[INPUT]:
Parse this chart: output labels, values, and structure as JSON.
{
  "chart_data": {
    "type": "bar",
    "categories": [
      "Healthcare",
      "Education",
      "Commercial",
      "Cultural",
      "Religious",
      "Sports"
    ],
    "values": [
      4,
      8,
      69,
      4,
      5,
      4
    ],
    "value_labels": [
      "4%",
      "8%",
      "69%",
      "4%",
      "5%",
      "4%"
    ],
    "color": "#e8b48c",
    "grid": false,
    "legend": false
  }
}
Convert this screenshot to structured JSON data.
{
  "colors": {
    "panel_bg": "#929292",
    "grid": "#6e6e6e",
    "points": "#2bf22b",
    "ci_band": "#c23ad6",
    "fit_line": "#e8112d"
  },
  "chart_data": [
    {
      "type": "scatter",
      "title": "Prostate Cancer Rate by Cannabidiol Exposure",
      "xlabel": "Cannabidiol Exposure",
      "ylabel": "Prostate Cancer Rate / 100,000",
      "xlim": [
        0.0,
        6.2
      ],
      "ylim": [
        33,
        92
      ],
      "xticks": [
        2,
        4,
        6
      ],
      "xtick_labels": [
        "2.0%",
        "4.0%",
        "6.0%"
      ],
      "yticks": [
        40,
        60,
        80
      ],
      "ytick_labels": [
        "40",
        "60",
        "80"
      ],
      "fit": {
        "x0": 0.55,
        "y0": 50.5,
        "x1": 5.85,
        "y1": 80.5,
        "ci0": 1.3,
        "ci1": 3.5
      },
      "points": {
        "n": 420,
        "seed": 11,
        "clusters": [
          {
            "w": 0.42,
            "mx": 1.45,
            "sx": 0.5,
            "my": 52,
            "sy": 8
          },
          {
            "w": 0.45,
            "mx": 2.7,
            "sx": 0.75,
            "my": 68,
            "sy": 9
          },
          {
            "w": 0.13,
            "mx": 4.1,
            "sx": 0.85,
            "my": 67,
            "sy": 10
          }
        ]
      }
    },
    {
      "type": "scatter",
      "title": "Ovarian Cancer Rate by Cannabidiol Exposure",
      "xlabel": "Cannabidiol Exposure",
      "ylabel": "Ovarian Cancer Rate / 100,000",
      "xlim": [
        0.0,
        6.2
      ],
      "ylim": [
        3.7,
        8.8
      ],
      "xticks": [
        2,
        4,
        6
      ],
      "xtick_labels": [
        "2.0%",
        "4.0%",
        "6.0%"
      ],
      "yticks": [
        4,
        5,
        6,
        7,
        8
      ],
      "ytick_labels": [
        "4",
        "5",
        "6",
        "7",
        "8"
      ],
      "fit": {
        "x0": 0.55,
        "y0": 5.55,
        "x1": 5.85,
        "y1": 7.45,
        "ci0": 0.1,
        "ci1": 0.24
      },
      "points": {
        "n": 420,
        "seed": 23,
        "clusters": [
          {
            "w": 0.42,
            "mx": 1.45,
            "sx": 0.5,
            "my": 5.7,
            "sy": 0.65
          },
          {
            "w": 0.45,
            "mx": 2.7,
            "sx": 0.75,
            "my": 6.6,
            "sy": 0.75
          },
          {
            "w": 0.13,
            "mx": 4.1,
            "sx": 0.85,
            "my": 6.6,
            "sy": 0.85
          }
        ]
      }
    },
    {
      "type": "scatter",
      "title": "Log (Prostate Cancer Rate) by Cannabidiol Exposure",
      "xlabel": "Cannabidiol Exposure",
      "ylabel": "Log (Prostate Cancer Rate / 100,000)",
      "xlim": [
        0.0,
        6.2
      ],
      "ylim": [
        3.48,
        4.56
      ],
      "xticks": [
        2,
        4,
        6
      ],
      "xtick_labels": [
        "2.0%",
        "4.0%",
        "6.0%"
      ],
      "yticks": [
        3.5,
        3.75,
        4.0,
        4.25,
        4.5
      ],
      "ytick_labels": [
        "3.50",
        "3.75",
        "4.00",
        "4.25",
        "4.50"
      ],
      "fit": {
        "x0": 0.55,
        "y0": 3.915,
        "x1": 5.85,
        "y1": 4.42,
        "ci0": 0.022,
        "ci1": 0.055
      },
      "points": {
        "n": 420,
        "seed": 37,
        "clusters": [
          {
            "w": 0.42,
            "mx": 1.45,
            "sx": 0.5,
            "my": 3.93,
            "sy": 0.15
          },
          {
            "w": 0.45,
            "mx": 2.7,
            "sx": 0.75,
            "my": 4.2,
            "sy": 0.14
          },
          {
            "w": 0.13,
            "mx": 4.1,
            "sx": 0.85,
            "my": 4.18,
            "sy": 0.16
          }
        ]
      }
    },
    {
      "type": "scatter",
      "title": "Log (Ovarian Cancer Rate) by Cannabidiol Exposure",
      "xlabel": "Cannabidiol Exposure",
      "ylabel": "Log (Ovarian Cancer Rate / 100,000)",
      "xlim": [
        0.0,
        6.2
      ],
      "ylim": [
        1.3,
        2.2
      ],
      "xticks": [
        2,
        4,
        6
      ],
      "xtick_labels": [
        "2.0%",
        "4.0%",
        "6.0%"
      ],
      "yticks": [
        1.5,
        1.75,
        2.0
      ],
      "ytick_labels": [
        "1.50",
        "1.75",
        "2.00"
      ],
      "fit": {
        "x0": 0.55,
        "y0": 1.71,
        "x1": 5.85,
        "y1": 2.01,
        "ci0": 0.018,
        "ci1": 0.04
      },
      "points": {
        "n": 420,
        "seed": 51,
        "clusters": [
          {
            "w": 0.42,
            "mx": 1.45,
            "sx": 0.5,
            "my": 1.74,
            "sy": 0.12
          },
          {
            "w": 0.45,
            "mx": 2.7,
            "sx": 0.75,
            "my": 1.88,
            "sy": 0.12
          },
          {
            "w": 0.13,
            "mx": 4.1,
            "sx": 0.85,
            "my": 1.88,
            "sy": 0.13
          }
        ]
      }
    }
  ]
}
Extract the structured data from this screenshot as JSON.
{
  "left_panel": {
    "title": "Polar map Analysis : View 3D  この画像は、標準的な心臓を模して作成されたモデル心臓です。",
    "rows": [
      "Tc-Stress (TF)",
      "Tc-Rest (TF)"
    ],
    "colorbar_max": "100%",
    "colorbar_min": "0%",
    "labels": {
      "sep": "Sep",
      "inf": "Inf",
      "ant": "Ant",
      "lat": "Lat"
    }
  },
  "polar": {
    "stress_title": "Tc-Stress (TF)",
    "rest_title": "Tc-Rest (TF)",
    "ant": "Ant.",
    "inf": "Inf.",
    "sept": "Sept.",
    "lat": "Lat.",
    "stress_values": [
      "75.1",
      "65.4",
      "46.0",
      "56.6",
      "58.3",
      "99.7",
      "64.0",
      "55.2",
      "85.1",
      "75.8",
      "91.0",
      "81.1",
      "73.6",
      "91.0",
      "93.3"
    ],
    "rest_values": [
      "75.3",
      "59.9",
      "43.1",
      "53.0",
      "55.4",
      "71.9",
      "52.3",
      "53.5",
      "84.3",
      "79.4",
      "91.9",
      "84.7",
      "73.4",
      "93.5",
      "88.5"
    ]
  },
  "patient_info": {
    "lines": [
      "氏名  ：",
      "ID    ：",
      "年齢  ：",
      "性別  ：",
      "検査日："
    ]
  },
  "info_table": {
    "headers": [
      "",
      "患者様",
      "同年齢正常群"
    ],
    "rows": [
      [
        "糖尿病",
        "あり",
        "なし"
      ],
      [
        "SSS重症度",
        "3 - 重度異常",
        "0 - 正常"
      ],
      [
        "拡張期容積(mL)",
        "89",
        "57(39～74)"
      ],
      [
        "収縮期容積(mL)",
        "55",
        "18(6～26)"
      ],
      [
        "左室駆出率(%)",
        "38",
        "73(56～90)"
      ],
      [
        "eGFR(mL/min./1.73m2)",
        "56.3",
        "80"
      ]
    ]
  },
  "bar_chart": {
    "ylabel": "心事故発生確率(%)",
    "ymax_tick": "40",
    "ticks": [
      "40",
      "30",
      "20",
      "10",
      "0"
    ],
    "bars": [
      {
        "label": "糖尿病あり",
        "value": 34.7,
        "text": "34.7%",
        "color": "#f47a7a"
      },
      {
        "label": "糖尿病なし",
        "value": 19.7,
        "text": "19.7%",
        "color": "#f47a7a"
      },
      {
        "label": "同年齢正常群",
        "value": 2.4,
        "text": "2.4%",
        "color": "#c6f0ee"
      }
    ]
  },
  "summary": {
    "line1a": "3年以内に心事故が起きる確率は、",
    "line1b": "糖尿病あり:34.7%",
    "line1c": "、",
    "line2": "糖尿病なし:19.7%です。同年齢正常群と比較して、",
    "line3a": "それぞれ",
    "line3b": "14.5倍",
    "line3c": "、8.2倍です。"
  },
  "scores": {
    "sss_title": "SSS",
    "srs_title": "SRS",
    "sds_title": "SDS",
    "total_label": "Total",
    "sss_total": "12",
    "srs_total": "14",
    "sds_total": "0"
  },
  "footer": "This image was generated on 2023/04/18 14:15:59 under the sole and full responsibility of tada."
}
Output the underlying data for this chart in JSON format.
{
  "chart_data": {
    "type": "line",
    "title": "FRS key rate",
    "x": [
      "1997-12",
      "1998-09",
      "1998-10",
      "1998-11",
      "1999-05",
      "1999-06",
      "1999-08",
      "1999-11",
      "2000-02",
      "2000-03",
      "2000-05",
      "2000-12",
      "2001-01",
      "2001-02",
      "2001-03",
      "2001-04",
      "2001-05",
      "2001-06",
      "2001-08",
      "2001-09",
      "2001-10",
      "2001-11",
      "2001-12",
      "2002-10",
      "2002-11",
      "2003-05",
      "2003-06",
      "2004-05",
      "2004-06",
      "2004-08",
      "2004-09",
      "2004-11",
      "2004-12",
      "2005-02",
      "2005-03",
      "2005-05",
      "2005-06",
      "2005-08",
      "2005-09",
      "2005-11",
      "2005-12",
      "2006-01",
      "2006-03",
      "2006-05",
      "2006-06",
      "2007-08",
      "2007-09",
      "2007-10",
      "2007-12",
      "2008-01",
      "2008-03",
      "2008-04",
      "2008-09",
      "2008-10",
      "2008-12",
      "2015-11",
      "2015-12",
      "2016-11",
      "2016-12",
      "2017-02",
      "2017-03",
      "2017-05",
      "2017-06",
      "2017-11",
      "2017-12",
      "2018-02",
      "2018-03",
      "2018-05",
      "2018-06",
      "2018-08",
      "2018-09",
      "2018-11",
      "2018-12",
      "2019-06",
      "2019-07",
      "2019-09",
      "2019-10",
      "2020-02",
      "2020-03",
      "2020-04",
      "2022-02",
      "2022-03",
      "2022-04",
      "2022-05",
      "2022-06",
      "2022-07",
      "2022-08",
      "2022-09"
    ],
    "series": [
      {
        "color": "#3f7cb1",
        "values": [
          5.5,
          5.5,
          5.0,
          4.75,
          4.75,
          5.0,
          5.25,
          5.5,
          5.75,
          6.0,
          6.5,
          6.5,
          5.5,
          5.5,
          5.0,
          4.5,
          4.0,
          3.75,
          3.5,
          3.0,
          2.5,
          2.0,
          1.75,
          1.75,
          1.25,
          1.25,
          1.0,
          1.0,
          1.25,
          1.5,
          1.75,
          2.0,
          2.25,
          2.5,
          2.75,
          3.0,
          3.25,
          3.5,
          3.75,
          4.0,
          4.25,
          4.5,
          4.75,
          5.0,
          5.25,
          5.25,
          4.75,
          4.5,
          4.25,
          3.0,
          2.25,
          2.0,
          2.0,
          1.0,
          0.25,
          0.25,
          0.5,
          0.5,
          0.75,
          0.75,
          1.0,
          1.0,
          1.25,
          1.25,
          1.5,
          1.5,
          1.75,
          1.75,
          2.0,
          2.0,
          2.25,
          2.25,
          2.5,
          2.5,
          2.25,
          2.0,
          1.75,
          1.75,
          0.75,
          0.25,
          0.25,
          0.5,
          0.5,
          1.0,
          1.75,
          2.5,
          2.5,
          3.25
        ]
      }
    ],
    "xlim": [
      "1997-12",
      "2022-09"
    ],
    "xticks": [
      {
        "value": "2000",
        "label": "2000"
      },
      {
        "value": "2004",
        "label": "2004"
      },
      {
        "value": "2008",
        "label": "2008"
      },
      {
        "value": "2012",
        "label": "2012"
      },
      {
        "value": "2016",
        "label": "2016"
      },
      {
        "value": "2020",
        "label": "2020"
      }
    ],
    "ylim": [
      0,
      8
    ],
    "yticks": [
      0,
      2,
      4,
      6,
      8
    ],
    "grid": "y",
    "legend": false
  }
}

[WRITTEN TASK]: Look through the material and say how many lines hold "screenshot". Give the number only.

[PROBLEM SOLUTION]: 2